(Task prompt):
Copy each line of the data below exactly, leaving out pictures.
— start Provided data —
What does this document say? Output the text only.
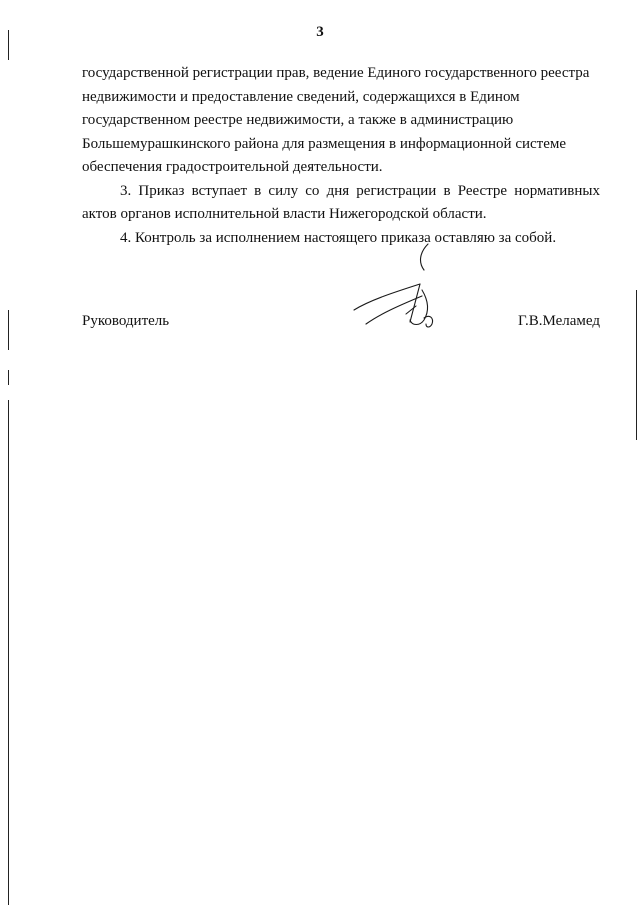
3

государственной регистрации прав, ведение Единого государственного реестра

недвижимости и предоставление сведений, содержащихся в Едином

государственном реестре недвижимости, а также в администрацию

Большемурашкинского района для размещения в информационной системе

обеспечения градостроительной деятельности.

3. Приказ вступает в силу со дня регистрации в Реестре нормативных актов органов исполнительной власти Нижегородской области.

4. Контроль за исполнением настоящего приказа оставляю за собой.

Руководитель	Г.В.Меламед
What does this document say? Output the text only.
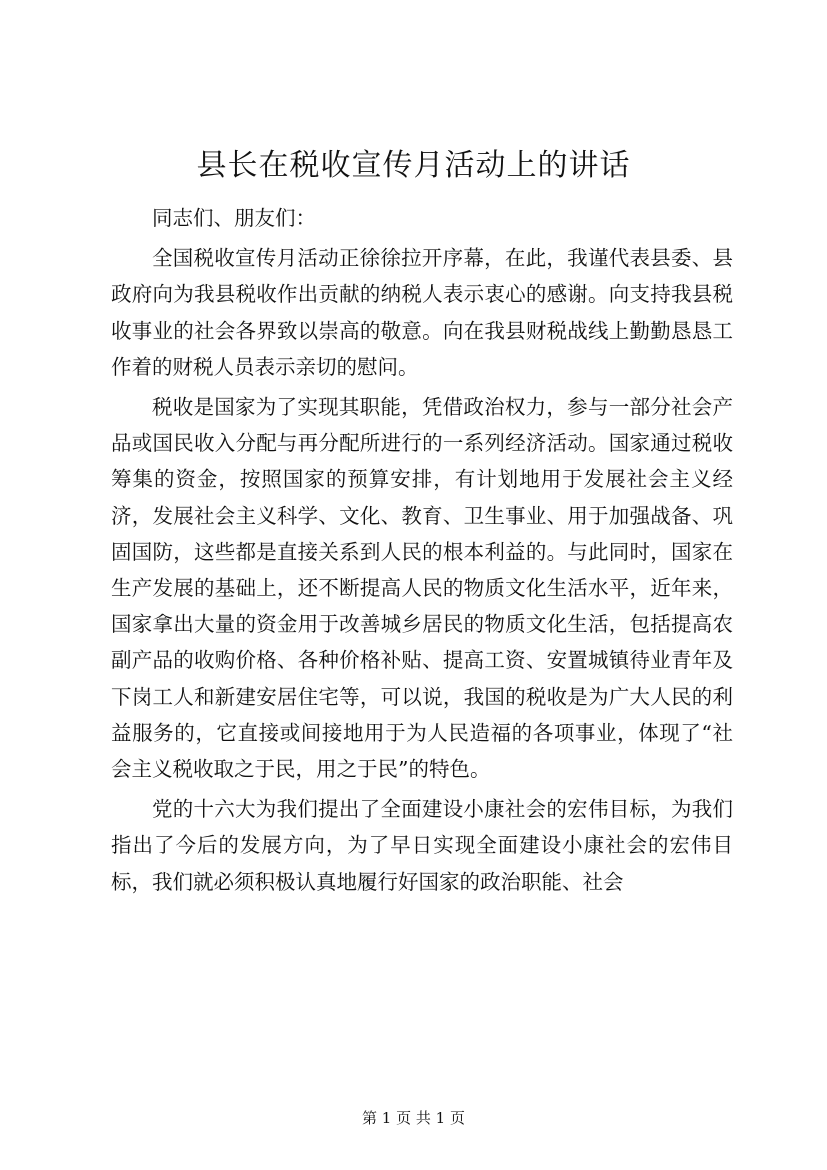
县长在税收宣传月活动上的讲话

同志们、朋友们：

全国税收宣传月活动正徐徐拉开序幕，在此，我谨代表县委、县政府向为我县税收作出贡献的纳税人表示衷心的感谢。向支持我县税收事业的社会各界致以崇高的敬意。向在我县财税战线上勤勤恳恳工作着的财税人员表示亲切的慰问。

税收是国家为了实现其职能，凭借政治权力，参与一部分社会产品或国民收入分配与再分配所进行的一系列经济活动。国家通过税收筹集的资金，按照国家的预算安排，有计划地用于发展社会主义经济，发展社会主义科学、文化、教育、卫生事业、用于加强战备、巩固国防，这些都是直接关系到人民的根本利益的。与此同时，国家在生产发展的基础上，还不断提高人民的物质文化生活水平，近年来，国家拿出大量的资金用于改善城乡居民的物质文化生活，包括提高农副产品的收购价格、各种价格补贴、提高工资、安置城镇待业青年及下岗工人和新建安居住宅等，可以说，我国的税收是为广大人民的利益服务的，它直接或间接地用于为人民造福的各项事业，体现了“社会主义税收取之于民，用之于民”的特色。

党的十六大为我们提出了全面建设小康社会的宏伟目标，为我们指出了今后的发展方向，为了早日实现全面建设小康社会的宏伟目标，我们就必须积极认真地履行好国家的政治职能、社会

第 1 页 共 1 页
— end Provided data —
(Task result):
What does this document say? Output the text only.
3

государственной регистрации прав, ведение Единого государственного реестра

недвижимости и предоставление сведений, содержащихся в Едином

государственном реестре недвижимости, а также в администрацию

Большемурашкинского района для размещения в информационной системе

обеспечения градостроительной деятельности.

3. Приказ вступает в силу со дня регистрации в Реестре нормативных актов органов исполнительной власти Нижегородской области.

4. Контроль за исполнением настоящего приказа оставляю за собой.

Руководитель	Г.В.Меламед
What does this document say? Output the text only.
县长在税收宣传月活动上的讲话

同志们、朋友们：

全国税收宣传月活动正徐徐拉开序幕，在此，我谨代表县委、县政府向为我县税收作出贡献的纳税人表示衷心的感谢。向支持我县税收事业的社会各界致以崇高的敬意。向在我县财税战线上勤勤恳恳工作着的财税人员表示亲切的慰问。

税收是国家为了实现其职能，凭借政治权力，参与一部分社会产品或国民收入分配与再分配所进行的一系列经济活动。国家通过税收筹集的资金，按照国家的预算安排，有计划地用于发展社会主义经济，发展社会主义科学、文化、教育、卫生事业、用于加强战备、巩固国防，这些都是直接关系到人民的根本利益的。与此同时，国家在生产发展的基础上，还不断提高人民的物质文化生活水平，近年来，国家拿出大量的资金用于改善城乡居民的物质文化生活，包括提高农副产品的收购价格、各种价格补贴、提高工资、安置城镇待业青年及下岗工人和新建安居住宅等，可以说，我国的税收是为广大人民的利益服务的，它直接或间接地用于为人民造福的各项事业，体现了“社会主义税收取之于民，用之于民”的特色。

党的十六大为我们提出了全面建设小康社会的宏伟目标，为我们指出了今后的发展方向，为了早日实现全面建设小康社会的宏伟目标，我们就必须积极认真地履行好国家的政治职能、社会

第 1 页 共 1 页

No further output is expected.